[Collection entries]

* * * * * * * * *

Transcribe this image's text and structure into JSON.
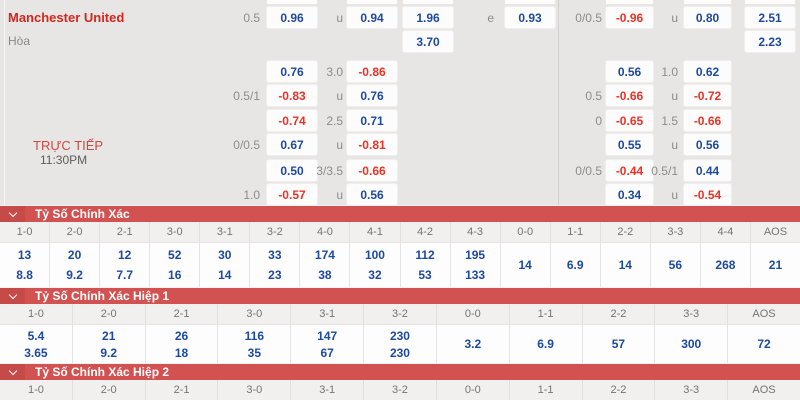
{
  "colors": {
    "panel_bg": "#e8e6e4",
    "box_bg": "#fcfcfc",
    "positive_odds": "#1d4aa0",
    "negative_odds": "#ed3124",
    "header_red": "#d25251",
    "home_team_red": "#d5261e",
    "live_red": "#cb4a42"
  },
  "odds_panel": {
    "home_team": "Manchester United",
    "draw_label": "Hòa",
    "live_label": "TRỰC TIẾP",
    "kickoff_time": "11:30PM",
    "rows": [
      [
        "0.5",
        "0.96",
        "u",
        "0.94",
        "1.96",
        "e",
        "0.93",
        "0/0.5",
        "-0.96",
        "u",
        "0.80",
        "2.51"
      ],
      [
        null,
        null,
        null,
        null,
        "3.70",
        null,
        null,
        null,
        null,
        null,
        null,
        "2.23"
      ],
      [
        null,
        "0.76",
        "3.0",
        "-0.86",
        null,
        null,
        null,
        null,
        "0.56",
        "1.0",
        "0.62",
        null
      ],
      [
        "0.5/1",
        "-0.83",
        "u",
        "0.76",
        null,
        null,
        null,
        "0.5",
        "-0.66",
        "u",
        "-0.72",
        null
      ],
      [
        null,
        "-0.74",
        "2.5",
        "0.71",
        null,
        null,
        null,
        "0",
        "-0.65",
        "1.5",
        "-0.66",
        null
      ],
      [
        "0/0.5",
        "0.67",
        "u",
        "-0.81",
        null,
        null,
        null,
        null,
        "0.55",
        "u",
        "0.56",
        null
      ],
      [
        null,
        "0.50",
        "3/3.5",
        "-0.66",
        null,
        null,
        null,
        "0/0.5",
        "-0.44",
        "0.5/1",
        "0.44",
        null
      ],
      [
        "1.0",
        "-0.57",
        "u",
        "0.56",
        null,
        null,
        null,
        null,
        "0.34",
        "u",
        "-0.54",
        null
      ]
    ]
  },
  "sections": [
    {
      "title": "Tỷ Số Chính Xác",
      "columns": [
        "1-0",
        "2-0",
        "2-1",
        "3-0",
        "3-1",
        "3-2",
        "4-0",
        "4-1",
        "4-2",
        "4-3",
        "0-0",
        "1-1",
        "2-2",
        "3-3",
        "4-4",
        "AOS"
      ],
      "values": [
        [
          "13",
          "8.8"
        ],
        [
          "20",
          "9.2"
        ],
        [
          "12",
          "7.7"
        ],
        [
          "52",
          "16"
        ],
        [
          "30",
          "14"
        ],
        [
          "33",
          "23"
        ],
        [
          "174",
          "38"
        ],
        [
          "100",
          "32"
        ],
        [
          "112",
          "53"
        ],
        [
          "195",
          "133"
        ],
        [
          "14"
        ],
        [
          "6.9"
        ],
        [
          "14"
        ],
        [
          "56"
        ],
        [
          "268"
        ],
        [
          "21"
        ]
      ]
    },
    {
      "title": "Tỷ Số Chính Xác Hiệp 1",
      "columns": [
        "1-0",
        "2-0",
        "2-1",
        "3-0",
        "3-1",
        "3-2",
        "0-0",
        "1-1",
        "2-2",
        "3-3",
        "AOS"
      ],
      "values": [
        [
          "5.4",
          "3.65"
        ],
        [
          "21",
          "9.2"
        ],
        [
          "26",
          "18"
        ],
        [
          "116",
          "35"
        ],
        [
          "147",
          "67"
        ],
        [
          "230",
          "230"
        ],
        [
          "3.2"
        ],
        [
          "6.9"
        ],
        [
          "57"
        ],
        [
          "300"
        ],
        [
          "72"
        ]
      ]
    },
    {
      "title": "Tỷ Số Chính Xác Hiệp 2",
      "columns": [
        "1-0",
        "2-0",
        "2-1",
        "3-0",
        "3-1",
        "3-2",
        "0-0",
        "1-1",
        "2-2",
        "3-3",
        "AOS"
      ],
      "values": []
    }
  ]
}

* * * * * * * * *

**Description of the task:** In the entries above, count each line holding "Chính" and report the total and nothing more.

**Written solution:** 3